Written exercise: Write the data out again in full, with no departure from the original.

Part of a data file:
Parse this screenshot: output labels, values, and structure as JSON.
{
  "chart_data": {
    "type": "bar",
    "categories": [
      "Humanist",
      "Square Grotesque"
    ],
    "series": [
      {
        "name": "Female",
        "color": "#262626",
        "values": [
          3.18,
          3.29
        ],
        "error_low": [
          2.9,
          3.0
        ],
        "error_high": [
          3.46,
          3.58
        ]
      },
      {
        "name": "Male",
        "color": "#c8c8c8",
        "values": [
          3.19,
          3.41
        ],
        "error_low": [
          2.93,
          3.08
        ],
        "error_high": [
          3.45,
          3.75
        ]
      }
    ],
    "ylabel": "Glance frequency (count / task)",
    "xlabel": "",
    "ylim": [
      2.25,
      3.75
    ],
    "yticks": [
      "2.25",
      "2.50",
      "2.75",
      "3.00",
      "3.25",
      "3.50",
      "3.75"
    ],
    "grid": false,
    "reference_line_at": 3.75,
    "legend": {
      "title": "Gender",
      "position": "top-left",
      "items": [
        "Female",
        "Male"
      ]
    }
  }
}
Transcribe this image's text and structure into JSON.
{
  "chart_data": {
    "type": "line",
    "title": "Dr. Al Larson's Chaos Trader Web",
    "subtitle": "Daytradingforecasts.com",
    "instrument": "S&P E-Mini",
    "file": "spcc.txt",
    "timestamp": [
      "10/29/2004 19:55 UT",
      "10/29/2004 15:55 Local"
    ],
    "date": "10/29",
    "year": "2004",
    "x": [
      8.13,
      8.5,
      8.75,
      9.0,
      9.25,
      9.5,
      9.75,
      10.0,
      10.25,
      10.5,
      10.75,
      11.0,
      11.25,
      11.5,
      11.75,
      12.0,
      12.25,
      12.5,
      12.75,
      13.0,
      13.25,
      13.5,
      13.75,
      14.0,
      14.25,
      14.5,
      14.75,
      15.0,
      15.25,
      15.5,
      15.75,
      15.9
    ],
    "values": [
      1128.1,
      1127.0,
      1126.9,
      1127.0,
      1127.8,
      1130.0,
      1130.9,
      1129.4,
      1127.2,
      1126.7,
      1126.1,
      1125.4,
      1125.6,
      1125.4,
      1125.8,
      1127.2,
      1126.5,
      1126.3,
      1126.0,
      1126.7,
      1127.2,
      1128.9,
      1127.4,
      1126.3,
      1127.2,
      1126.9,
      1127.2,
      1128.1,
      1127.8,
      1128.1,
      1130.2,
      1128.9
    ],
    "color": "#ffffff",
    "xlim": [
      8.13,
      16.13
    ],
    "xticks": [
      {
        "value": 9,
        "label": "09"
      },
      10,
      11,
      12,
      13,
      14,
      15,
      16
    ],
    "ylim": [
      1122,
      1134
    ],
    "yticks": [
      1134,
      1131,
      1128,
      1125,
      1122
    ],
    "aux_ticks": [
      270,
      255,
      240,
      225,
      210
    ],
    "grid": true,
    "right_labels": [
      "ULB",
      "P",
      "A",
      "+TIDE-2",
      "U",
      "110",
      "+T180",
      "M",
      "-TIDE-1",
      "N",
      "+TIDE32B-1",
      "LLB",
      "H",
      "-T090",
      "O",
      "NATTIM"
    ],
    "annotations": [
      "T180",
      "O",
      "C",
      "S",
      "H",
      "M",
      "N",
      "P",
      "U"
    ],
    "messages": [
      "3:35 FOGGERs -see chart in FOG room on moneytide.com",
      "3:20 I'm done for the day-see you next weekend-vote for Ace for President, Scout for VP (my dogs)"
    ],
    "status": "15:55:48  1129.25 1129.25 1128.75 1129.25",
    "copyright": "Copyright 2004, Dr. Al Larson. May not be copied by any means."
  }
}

The response:
Parse this screenshot: output labels, values, and structure as JSON.
{
  "chart_data": {
    "type": "bar",
    "categories": [
      "Humanist",
      "Square Grotesque"
    ],
    "series": [
      {
        "name": "Female",
        "color": "#262626",
        "values": [
          3.18,
          3.29
        ],
        "error_low": [
          2.9,
          3.0
        ],
        "error_high": [
          3.46,
          3.58
        ]
      },
      {
        "name": "Male",
        "color": "#c8c8c8",
        "values": [
          3.19,
          3.41
        ],
        "error_low": [
          2.93,
          3.08
        ],
        "error_high": [
          3.45,
          3.75
        ]
      }
    ],
    "ylabel": "Glance frequency (count / task)",
    "xlabel": "",
    "ylim": [
      2.25,
      3.75
    ],
    "yticks": [
      "2.25",
      "2.50",
      "2.75",
      "3.00",
      "3.25",
      "3.50",
      "3.75"
    ],
    "grid": false,
    "reference_line_at": 3.75,
    "legend": {
      "title": "Gender",
      "position": "top-left",
      "items": [
        "Female",
        "Male"
      ]
    }
  }
}
Transcribe this image's text and structure into JSON.
{
  "chart_data": {
    "type": "line",
    "title": "Dr. Al Larson's Chaos Trader Web",
    "subtitle": "Daytradingforecasts.com",
    "instrument": "S&P E-Mini",
    "file": "spcc.txt",
    "timestamp": [
      "10/29/2004 19:55 UT",
      "10/29/2004 15:55 Local"
    ],
    "date": "10/29",
    "year": "2004",
    "x": [
      8.13,
      8.5,
      8.75,
      9.0,
      9.25,
      9.5,
      9.75,
      10.0,
      10.25,
      10.5,
      10.75,
      11.0,
      11.25,
      11.5,
      11.75,
      12.0,
      12.25,
      12.5,
      12.75,
      13.0,
      13.25,
      13.5,
      13.75,
      14.0,
      14.25,
      14.5,
      14.75,
      15.0,
      15.25,
      15.5,
      15.75,
      15.9
    ],
    "values": [
      1128.1,
      1127.0,
      1126.9,
      1127.0,
      1127.8,
      1130.0,
      1130.9,
      1129.4,
      1127.2,
      1126.7,
      1126.1,
      1125.4,
      1125.6,
      1125.4,
      1125.8,
      1127.2,
      1126.5,
      1126.3,
      1126.0,
      1126.7,
      1127.2,
      1128.9,
      1127.4,
      1126.3,
      1127.2,
      1126.9,
      1127.2,
      1128.1,
      1127.8,
      1128.1,
      1130.2,
      1128.9
    ],
    "color": "#ffffff",
    "xlim": [
      8.13,
      16.13
    ],
    "xticks": [
      {
        "value": 9,
        "label": "09"
      },
      10,
      11,
      12,
      13,
      14,
      15,
      16
    ],
    "ylim": [
      1122,
      1134
    ],
    "yticks": [
      1134,
      1131,
      1128,
      1125,
      1122
    ],
    "aux_ticks": [
      270,
      255,
      240,
      225,
      210
    ],
    "grid": true,
    "right_labels": [
      "ULB",
      "P",
      "A",
      "+TIDE-2",
      "U",
      "110",
      "+T180",
      "M",
      "-TIDE-1",
      "N",
      "+TIDE32B-1",
      "LLB",
      "H",
      "-T090",
      "O",
      "NATTIM"
    ],
    "annotations": [
      "T180",
      "O",
      "C",
      "S",
      "H",
      "M",
      "N",
      "P",
      "U"
    ],
    "messages": [
      "3:35 FOGGERs -see chart in FOG room on moneytide.com",
      "3:20 I'm done for the day-see you next weekend-vote for Ace for President, Scout for VP (my dogs)"
    ],
    "status": "15:55:48  1129.25 1129.25 1128.75 1129.25",
    "copyright": "Copyright 2004, Dr. Al Larson. May not be copied by any means."
  }
}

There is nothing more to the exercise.